***** Source data *****

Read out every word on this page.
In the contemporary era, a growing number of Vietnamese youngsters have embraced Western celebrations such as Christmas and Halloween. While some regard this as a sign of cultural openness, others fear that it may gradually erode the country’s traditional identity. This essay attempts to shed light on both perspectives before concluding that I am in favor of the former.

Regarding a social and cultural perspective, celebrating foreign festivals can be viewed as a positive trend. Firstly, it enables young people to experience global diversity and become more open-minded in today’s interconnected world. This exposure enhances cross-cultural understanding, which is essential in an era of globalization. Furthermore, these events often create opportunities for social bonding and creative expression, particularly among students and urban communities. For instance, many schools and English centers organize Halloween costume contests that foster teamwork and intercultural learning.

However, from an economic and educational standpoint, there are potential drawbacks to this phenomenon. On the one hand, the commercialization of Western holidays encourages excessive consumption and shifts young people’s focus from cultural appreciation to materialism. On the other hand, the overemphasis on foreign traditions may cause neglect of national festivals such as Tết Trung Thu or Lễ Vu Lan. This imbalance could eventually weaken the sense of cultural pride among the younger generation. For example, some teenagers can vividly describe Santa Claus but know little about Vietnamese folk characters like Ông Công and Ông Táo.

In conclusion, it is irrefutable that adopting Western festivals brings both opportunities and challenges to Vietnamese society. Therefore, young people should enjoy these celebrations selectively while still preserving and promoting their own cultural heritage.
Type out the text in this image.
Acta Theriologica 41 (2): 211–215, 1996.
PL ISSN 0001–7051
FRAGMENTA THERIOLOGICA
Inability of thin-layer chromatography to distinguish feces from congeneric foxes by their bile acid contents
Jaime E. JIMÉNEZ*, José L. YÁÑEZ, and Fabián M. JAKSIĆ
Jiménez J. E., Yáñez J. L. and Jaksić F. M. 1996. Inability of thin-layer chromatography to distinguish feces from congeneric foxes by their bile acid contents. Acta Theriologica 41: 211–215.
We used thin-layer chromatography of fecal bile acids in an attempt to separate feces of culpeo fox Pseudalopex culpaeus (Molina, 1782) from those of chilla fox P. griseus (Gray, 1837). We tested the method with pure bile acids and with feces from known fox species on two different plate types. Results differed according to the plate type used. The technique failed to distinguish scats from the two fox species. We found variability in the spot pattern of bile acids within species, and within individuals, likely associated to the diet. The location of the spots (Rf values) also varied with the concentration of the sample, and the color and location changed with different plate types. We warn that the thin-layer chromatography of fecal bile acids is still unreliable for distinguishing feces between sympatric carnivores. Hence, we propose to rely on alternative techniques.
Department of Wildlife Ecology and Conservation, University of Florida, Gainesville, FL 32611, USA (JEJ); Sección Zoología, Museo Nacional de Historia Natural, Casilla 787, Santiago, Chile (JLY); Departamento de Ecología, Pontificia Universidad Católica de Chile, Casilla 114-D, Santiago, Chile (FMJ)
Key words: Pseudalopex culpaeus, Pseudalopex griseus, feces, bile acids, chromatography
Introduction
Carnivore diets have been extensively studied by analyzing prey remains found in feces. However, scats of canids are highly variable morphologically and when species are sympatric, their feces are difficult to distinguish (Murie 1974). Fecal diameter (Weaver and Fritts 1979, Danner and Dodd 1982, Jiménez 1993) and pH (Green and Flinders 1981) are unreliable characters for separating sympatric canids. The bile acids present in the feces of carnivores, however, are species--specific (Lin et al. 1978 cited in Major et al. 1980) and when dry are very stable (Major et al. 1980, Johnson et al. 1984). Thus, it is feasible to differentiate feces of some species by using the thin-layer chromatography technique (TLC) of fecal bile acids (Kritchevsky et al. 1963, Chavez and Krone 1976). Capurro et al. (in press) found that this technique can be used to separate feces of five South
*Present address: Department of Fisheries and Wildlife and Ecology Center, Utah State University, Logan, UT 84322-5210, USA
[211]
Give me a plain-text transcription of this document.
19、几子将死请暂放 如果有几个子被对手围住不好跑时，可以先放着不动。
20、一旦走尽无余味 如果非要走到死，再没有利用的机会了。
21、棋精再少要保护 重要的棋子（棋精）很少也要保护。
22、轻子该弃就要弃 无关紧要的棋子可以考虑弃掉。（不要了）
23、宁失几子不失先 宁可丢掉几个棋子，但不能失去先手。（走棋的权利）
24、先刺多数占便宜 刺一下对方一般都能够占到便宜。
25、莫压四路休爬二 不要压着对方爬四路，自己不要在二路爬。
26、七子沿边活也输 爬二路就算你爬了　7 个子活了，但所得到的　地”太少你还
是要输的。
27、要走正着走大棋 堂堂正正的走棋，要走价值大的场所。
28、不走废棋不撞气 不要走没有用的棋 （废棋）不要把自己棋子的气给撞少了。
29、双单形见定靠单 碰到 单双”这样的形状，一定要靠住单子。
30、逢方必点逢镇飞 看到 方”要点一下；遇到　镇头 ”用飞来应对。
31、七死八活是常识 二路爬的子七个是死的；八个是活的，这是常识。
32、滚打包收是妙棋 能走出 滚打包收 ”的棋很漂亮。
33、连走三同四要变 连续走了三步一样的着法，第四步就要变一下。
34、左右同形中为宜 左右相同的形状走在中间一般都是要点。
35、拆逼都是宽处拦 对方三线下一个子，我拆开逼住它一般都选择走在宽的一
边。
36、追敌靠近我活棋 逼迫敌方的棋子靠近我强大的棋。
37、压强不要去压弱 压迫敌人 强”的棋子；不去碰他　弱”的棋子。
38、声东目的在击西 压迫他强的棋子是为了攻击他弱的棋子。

*****

Above are some records; extract every one of them exactly.

Read out every word on this page.
In the contemporary era, a growing number of Vietnamese youngsters have embraced Western celebrations such as Christmas and Halloween. While some regard this as a sign of cultural openness, others fear that it may gradually erode the country’s traditional identity. This essay attempts to shed light on both perspectives before concluding that I am in favor of the former.

Regarding a social and cultural perspective, celebrating foreign festivals can be viewed as a positive trend. Firstly, it enables young people to experience global diversity and become more open-minded in today’s interconnected world. This exposure enhances cross-cultural understanding, which is essential in an era of globalization. Furthermore, these events often create opportunities for social bonding and creative expression, particularly among students and urban communities. For instance, many schools and English centers organize Halloween costume contests that foster teamwork and intercultural learning.

However, from an economic and educational standpoint, there are potential drawbacks to this phenomenon. On the one hand, the commercialization of Western holidays encourages excessive consumption and shifts young people’s focus from cultural appreciation to materialism. On the other hand, the overemphasis on foreign traditions may cause neglect of national festivals such as Tết Trung Thu or Lễ Vu Lan. This imbalance could eventually weaken the sense of cultural pride among the younger generation. For example, some teenagers can vividly describe Santa Claus but know little about Vietnamese folk characters like Ông Công and Ông Táo.

In conclusion, it is irrefutable that adopting Western festivals brings both opportunities and challenges to Vietnamese society. Therefore, young people should enjoy these celebrations selectively while still preserving and promoting their own cultural heritage.
Type out the text in this image.
Acta Theriologica 41 (2): 211–215, 1996.
PL ISSN 0001–7051
FRAGMENTA THERIOLOGICA
Inability of thin-layer chromatography to distinguish feces from congeneric foxes by their bile acid contents
Jaime E. JIMÉNEZ*, José L. YÁÑEZ, and Fabián M. JAKSIĆ
Jiménez J. E., Yáñez J. L. and Jaksić F. M. 1996. Inability of thin-layer chromatography to distinguish feces from congeneric foxes by their bile acid contents. Acta Theriologica 41: 211–215.
We used thin-layer chromatography of fecal bile acids in an attempt to separate feces of culpeo fox Pseudalopex culpaeus (Molina, 1782) from those of chilla fox P. griseus (Gray, 1837). We tested the method with pure bile acids and with feces from known fox species on two different plate types. Results differed according to the plate type used. The technique failed to distinguish scats from the two fox species. We found variability in the spot pattern of bile acids within species, and within individuals, likely associated to the diet. The location of the spots (Rf values) also varied with the concentration of the sample, and the color and location changed with different plate types. We warn that the thin-layer chromatography of fecal bile acids is still unreliable for distinguishing feces between sympatric carnivores. Hence, we propose to rely on alternative techniques.
Department of Wildlife Ecology and Conservation, University of Florida, Gainesville, FL 32611, USA (JEJ); Sección Zoología, Museo Nacional de Historia Natural, Casilla 787, Santiago, Chile (JLY); Departamento de Ecología, Pontificia Universidad Católica de Chile, Casilla 114-D, Santiago, Chile (FMJ)
Key words: Pseudalopex culpaeus, Pseudalopex griseus, feces, bile acids, chromatography
Introduction
Carnivore diets have been extensively studied by analyzing prey remains found in feces. However, scats of canids are highly variable morphologically and when species are sympatric, their feces are difficult to distinguish (Murie 1974). Fecal diameter (Weaver and Fritts 1979, Danner and Dodd 1982, Jiménez 1993) and pH (Green and Flinders 1981) are unreliable characters for separating sympatric canids. The bile acids present in the feces of carnivores, however, are species--specific (Lin et al. 1978 cited in Major et al. 1980) and when dry are very stable (Major et al. 1980, Johnson et al. 1984). Thus, it is feasible to differentiate feces of some species by using the thin-layer chromatography technique (TLC) of fecal bile acids (Kritchevsky et al. 1963, Chavez and Krone 1976). Capurro et al. (in press) found that this technique can be used to separate feces of five South
*Present address: Department of Fisheries and Wildlife and Ecology Center, Utah State University, Logan, UT 84322-5210, USA
[211]
Give me a plain-text transcription of this document.
19、几子将死请暂放 如果有几个子被对手围住不好跑时，可以先放着不动。
20、一旦走尽无余味 如果非要走到死，再没有利用的机会了。
21、棋精再少要保护 重要的棋子（棋精）很少也要保护。
22、轻子该弃就要弃 无关紧要的棋子可以考虑弃掉。（不要了）
23、宁失几子不失先 宁可丢掉几个棋子，但不能失去先手。（走棋的权利）
24、先刺多数占便宜 刺一下对方一般都能够占到便宜。
25、莫压四路休爬二 不要压着对方爬四路，自己不要在二路爬。
26、七子沿边活也输 爬二路就算你爬了　7 个子活了，但所得到的　地”太少你还
是要输的。
27、要走正着走大棋 堂堂正正的走棋，要走价值大的场所。
28、不走废棋不撞气 不要走没有用的棋 （废棋）不要把自己棋子的气给撞少了。
29、双单形见定靠单 碰到 单双”这样的形状，一定要靠住单子。
30、逢方必点逢镇飞 看到 方”要点一下；遇到　镇头 ”用飞来应对。
31、七死八活是常识 二路爬的子七个是死的；八个是活的，这是常识。
32、滚打包收是妙棋 能走出 滚打包收 ”的棋很漂亮。
33、连走三同四要变 连续走了三步一样的着法，第四步就要变一下。
34、左右同形中为宜 左右相同的形状走在中间一般都是要点。
35、拆逼都是宽处拦 对方三线下一个子，我拆开逼住它一般都选择走在宽的一
边。
36、追敌靠近我活棋 逼迫敌方的棋子靠近我强大的棋。
37、压强不要去压弱 压迫敌人 强”的棋子；不去碰他　弱”的棋子。
38、声东目的在击西 压迫他强的棋子是为了攻击他弱的棋子。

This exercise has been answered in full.